### Task description
Copy out the data exactly, leaving the pictures behind.

### Records for this task
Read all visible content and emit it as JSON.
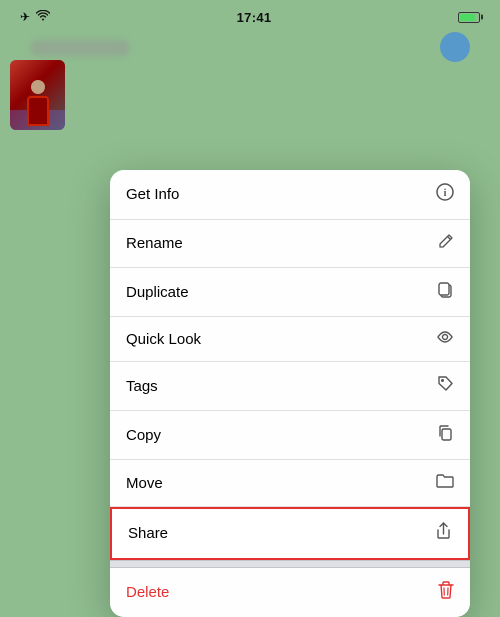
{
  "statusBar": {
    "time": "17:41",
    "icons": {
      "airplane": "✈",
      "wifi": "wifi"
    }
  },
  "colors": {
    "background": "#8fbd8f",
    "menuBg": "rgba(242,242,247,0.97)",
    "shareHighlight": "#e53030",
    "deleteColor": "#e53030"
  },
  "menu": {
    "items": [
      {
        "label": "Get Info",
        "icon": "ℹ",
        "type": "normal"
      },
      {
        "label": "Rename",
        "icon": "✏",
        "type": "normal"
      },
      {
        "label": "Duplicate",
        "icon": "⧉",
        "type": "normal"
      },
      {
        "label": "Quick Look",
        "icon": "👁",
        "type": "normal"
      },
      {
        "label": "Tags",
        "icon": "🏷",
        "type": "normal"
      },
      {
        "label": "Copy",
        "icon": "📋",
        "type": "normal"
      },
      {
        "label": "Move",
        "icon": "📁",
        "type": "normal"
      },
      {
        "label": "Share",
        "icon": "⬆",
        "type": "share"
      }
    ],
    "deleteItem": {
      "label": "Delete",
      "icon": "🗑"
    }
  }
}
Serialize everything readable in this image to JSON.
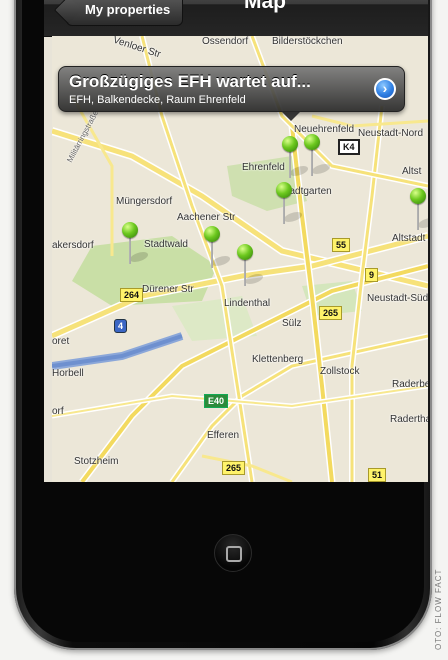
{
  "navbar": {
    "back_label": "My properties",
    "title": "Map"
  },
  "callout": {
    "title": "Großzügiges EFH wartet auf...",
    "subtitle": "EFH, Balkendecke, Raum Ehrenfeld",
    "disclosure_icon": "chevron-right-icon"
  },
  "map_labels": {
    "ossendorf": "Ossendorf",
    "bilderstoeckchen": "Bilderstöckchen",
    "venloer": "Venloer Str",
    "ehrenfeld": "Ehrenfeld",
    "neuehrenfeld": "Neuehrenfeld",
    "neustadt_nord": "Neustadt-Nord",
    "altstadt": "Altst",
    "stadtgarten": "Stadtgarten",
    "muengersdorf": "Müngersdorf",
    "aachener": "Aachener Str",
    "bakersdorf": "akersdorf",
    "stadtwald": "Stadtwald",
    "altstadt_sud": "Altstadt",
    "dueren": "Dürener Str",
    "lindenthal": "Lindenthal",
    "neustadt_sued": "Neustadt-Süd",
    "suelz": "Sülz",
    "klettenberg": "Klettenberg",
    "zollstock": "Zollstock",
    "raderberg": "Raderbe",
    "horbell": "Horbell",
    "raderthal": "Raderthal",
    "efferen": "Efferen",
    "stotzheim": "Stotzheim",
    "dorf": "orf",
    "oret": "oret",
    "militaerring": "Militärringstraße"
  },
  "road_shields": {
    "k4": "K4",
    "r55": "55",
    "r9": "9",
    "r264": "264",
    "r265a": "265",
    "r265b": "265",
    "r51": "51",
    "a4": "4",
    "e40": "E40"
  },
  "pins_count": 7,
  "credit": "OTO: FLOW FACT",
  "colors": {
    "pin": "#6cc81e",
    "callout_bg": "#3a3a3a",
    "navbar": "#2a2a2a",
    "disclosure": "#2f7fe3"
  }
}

### Final answer
Read all visible content and emit it as JSON.
{
  "statusBar": {
    "time": "17:41",
    "icons": {
      "airplane": "✈",
      "wifi": "wifi"
    }
  },
  "colors": {
    "background": "#8fbd8f",
    "menuBg": "rgba(242,242,247,0.97)",
    "shareHighlight": "#e53030",
    "deleteColor": "#e53030"
  },
  "menu": {
    "items": [
      {
        "label": "Get Info",
        "icon": "ℹ",
        "type": "normal"
      },
      {
        "label": "Rename",
        "icon": "✏",
        "type": "normal"
      },
      {
        "label": "Duplicate",
        "icon": "⧉",
        "type": "normal"
      },
      {
        "label": "Quick Look",
        "icon": "👁",
        "type": "normal"
      },
      {
        "label": "Tags",
        "icon": "🏷",
        "type": "normal"
      },
      {
        "label": "Copy",
        "icon": "📋",
        "type": "normal"
      },
      {
        "label": "Move",
        "icon": "📁",
        "type": "normal"
      },
      {
        "label": "Share",
        "icon": "⬆",
        "type": "share"
      }
    ],
    "deleteItem": {
      "label": "Delete",
      "icon": "🗑"
    }
  }
}
Serialize everything readable in this image to JSON.
{
  "navbar": {
    "back_label": "My properties",
    "title": "Map"
  },
  "callout": {
    "title": "Großzügiges EFH wartet auf...",
    "subtitle": "EFH, Balkendecke, Raum Ehrenfeld",
    "disclosure_icon": "chevron-right-icon"
  },
  "map_labels": {
    "ossendorf": "Ossendorf",
    "bilderstoeckchen": "Bilderstöckchen",
    "venloer": "Venloer Str",
    "ehrenfeld": "Ehrenfeld",
    "neuehrenfeld": "Neuehrenfeld",
    "neustadt_nord": "Neustadt-Nord",
    "altstadt": "Altst",
    "stadtgarten": "Stadtgarten",
    "muengersdorf": "Müngersdorf",
    "aachener": "Aachener Str",
    "bakersdorf": "akersdorf",
    "stadtwald": "Stadtwald",
    "altstadt_sud": "Altstadt",
    "dueren": "Dürener Str",
    "lindenthal": "Lindenthal",
    "neustadt_sued": "Neustadt-Süd",
    "suelz": "Sülz",
    "klettenberg": "Klettenberg",
    "zollstock": "Zollstock",
    "raderberg": "Raderbe",
    "horbell": "Horbell",
    "raderthal": "Raderthal",
    "efferen": "Efferen",
    "stotzheim": "Stotzheim",
    "dorf": "orf",
    "oret": "oret",
    "militaerring": "Militärringstraße"
  },
  "road_shields": {
    "k4": "K4",
    "r55": "55",
    "r9": "9",
    "r264": "264",
    "r265a": "265",
    "r265b": "265",
    "r51": "51",
    "a4": "4",
    "e40": "E40"
  },
  "pins_count": 7,
  "credit": "OTO: FLOW FACT",
  "colors": {
    "pin": "#6cc81e",
    "callout_bg": "#3a3a3a",
    "navbar": "#2a2a2a",
    "disclosure": "#2f7fe3"
  }
}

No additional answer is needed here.